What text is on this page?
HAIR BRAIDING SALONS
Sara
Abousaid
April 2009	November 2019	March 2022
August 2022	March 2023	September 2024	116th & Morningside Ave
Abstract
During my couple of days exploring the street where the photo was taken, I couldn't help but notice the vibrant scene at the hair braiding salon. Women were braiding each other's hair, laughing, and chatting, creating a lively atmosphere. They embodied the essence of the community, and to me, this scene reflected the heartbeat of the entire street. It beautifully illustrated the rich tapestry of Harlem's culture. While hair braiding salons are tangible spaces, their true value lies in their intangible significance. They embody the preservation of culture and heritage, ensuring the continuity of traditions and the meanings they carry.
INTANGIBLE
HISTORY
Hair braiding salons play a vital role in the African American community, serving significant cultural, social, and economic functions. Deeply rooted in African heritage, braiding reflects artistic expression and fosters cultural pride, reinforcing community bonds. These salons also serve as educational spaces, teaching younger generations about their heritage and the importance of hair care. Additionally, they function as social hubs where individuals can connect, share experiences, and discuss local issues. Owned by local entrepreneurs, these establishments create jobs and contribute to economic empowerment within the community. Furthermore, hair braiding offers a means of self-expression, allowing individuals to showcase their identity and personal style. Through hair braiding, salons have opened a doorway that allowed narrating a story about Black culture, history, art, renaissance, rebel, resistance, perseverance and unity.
• • • • • • •
Objective -
Repeat all of the records above exactly as they appear.

Full response -
What text is on this page?
HAIR BRAIDING SALONS
Sara
Abousaid
April 2009	November 2019	March 2022
August 2022	March 2023	September 2024	116th & Morningside Ave
Abstract
During my couple of days exploring the street where the photo was taken, I couldn't help but notice the vibrant scene at the hair braiding salon. Women were braiding each other's hair, laughing, and chatting, creating a lively atmosphere. They embodied the essence of the community, and to me, this scene reflected the heartbeat of the entire street. It beautifully illustrated the rich tapestry of Harlem's culture. While hair braiding salons are tangible spaces, their true value lies in their intangible significance. They embody the preservation of culture and heritage, ensuring the continuity of traditions and the meanings they carry.
INTANGIBLE
HISTORY
Hair braiding salons play a vital role in the African American community, serving significant cultural, social, and economic functions. Deeply rooted in African heritage, braiding reflects artistic expression and fosters cultural pride, reinforcing community bonds. These salons also serve as educational spaces, teaching younger generations about their heritage and the importance of hair care. Additionally, they function as social hubs where individuals can connect, share experiences, and discuss local issues. Owned by local entrepreneurs, these establishments create jobs and contribute to economic empowerment within the community. Furthermore, hair braiding offers a means of self-expression, allowing individuals to showcase their identity and personal style. Through hair braiding, salons have opened a doorway that allowed narrating a story about Black culture, history, art, renaissance, rebel, resistance, perseverance and unity.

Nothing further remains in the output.